**Dataset excerpt**
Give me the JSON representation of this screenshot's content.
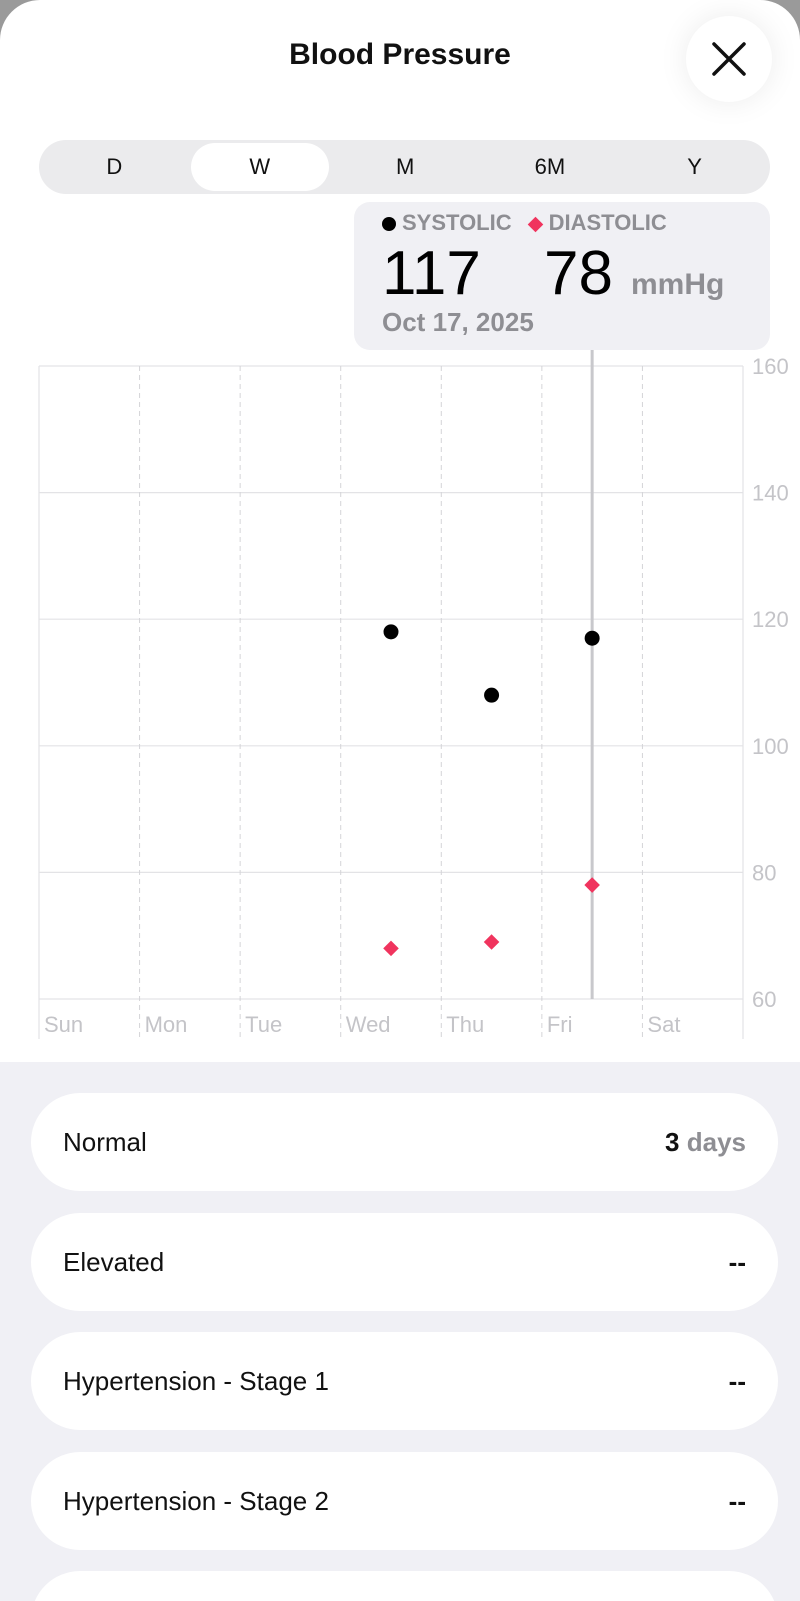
{
  "header": {
    "title": "Blood Pressure",
    "close_icon": "x-icon"
  },
  "range_tabs": [
    {
      "label": "D"
    },
    {
      "label": "W",
      "active": true
    },
    {
      "label": "M"
    },
    {
      "label": "6M"
    },
    {
      "label": "Y"
    }
  ],
  "selection": {
    "systolic_label": "SYSTOLIC",
    "diastolic_label": "DIASTOLIC",
    "systolic": "117",
    "diastolic": "78",
    "unit": "mmHg",
    "date": "Oct 17, 2025"
  },
  "chart_data": {
    "type": "scatter",
    "categories": [
      "Sun",
      "Mon",
      "Tue",
      "Wed",
      "Thu",
      "Fri",
      "Sat"
    ],
    "ylim": [
      60,
      160
    ],
    "yticks": [
      "60",
      "80",
      "100",
      "120",
      "140",
      "160"
    ],
    "grid": true,
    "series": [
      {
        "name": "SYSTOLIC",
        "marker": "circle",
        "color": "#000000",
        "points": [
          {
            "x": "Wed",
            "y": 118
          },
          {
            "x": "Thu",
            "y": 108
          },
          {
            "x": "Fri",
            "y": 117
          }
        ]
      },
      {
        "name": "DIASTOLIC",
        "marker": "diamond",
        "color": "#f0345e",
        "points": [
          {
            "x": "Wed",
            "y": 68
          },
          {
            "x": "Thu",
            "y": 69
          },
          {
            "x": "Fri",
            "y": 78
          }
        ]
      }
    ],
    "selected": "Fri"
  },
  "categories": [
    {
      "label": "Normal",
      "count": "3",
      "unit": "days"
    },
    {
      "label": "Elevated",
      "value": "--"
    },
    {
      "label": "Hypertension - Stage 1",
      "value": "--"
    },
    {
      "label": "Hypertension - Stage 2",
      "value": "--"
    },
    {
      "label": ""
    }
  ]
}
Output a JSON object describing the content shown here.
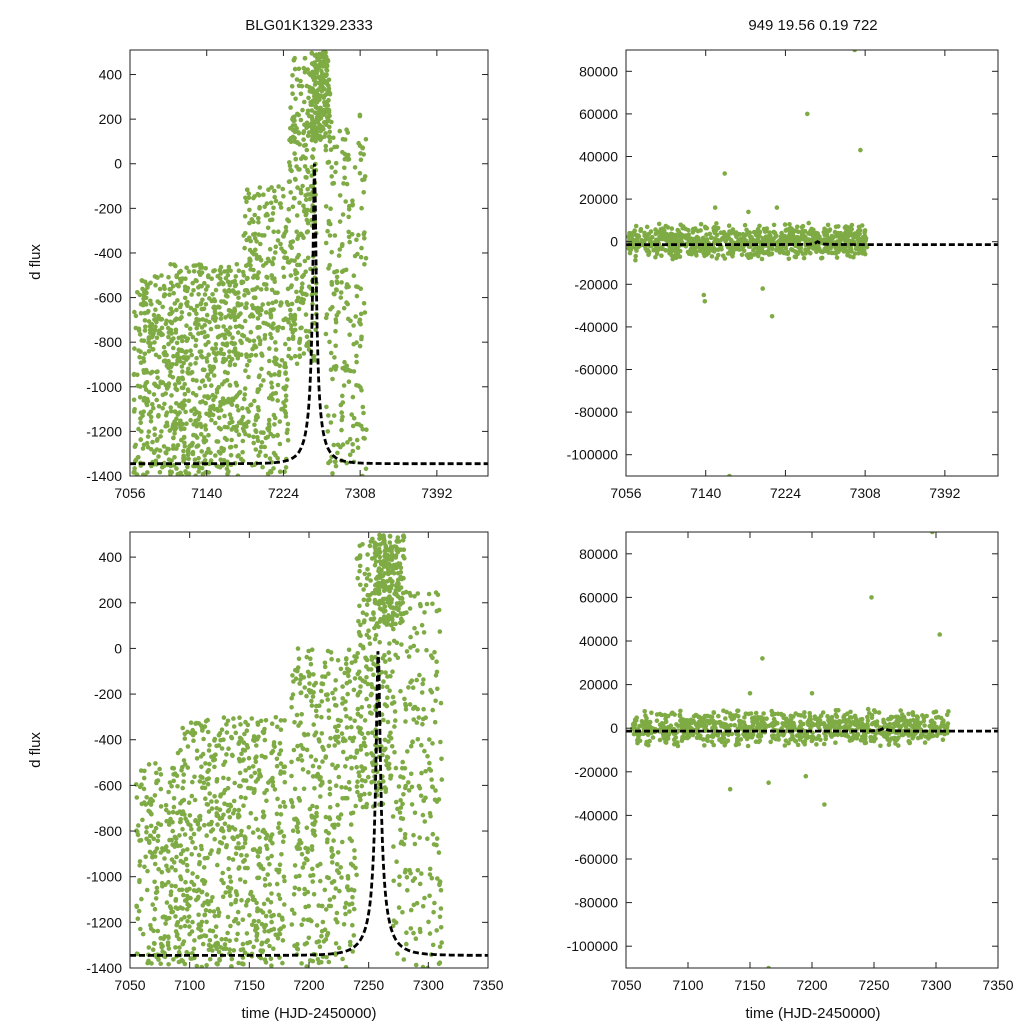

**Direction**
With the pictures left out, transcribe the material exactly.

**Task answer**
Give me the JSON representation of this screenshot's content.
{
  "header": {
    "title": "Blood Pressure",
    "close_icon": "x-icon"
  },
  "range_tabs": [
    {
      "label": "D"
    },
    {
      "label": "W",
      "active": true
    },
    {
      "label": "M"
    },
    {
      "label": "6M"
    },
    {
      "label": "Y"
    }
  ],
  "selection": {
    "systolic_label": "SYSTOLIC",
    "diastolic_label": "DIASTOLIC",
    "systolic": "117",
    "diastolic": "78",
    "unit": "mmHg",
    "date": "Oct 17, 2025"
  },
  "chart_data": {
    "type": "scatter",
    "categories": [
      "Sun",
      "Mon",
      "Tue",
      "Wed",
      "Thu",
      "Fri",
      "Sat"
    ],
    "ylim": [
      60,
      160
    ],
    "yticks": [
      "60",
      "80",
      "100",
      "120",
      "140",
      "160"
    ],
    "grid": true,
    "series": [
      {
        "name": "SYSTOLIC",
        "marker": "circle",
        "color": "#000000",
        "points": [
          {
            "x": "Wed",
            "y": 118
          },
          {
            "x": "Thu",
            "y": 108
          },
          {
            "x": "Fri",
            "y": 117
          }
        ]
      },
      {
        "name": "DIASTOLIC",
        "marker": "diamond",
        "color": "#f0345e",
        "points": [
          {
            "x": "Wed",
            "y": 68
          },
          {
            "x": "Thu",
            "y": 69
          },
          {
            "x": "Fri",
            "y": 78
          }
        ]
      }
    ],
    "selected": "Fri"
  },
  "categories": [
    {
      "label": "Normal",
      "count": "3",
      "unit": "days"
    },
    {
      "label": "Elevated",
      "value": "--"
    },
    {
      "label": "Hypertension - Stage 1",
      "value": "--"
    },
    {
      "label": "Hypertension - Stage 2",
      "value": "--"
    },
    {
      "label": ""
    }
  ]
}
Output a JSON object describing the content shown here.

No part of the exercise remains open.